Copy out all lines in the data below containing the string "avertissements".

"""

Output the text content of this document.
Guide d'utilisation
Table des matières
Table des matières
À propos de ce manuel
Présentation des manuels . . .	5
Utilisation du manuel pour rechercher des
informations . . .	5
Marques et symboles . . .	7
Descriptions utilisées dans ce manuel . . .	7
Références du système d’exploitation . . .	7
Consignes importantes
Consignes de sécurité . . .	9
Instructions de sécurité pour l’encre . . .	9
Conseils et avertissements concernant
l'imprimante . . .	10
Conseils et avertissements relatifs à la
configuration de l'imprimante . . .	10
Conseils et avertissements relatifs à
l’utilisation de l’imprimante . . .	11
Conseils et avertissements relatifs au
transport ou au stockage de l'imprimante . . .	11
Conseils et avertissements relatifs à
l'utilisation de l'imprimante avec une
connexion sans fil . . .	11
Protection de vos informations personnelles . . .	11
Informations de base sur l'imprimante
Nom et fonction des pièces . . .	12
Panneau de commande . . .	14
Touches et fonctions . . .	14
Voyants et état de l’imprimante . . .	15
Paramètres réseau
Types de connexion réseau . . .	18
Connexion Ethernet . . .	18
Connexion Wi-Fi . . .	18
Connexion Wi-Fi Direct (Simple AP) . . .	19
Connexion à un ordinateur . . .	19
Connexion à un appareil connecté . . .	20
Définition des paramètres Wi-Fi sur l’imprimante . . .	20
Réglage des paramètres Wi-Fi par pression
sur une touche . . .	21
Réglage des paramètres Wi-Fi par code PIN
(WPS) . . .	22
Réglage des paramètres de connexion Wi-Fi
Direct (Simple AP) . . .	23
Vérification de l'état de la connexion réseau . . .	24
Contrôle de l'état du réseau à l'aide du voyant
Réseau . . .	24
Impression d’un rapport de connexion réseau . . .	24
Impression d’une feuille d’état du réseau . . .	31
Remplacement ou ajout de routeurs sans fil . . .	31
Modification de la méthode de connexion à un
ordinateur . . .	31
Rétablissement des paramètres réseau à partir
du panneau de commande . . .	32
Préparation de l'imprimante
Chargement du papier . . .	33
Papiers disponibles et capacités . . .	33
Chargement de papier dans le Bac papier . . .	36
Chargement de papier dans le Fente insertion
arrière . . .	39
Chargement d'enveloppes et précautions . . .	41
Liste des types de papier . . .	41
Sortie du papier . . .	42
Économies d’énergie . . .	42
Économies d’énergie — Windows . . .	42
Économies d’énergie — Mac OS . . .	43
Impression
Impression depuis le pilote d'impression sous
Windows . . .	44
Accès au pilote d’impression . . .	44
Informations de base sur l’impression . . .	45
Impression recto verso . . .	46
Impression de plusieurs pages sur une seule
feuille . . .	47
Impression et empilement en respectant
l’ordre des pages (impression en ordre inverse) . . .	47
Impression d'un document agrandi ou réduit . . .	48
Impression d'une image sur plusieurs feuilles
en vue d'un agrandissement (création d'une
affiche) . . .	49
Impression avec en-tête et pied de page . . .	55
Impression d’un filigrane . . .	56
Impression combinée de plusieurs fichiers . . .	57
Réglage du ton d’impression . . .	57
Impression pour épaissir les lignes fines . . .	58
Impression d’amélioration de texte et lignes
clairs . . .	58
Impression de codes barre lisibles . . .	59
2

"""

▸ Correct result:
Conseils et avertissements concernant
Conseils et avertissements relatifs à la
Conseils et avertissements relatifs à
Conseils et avertissements relatifs au
Conseils et avertissements relatifs à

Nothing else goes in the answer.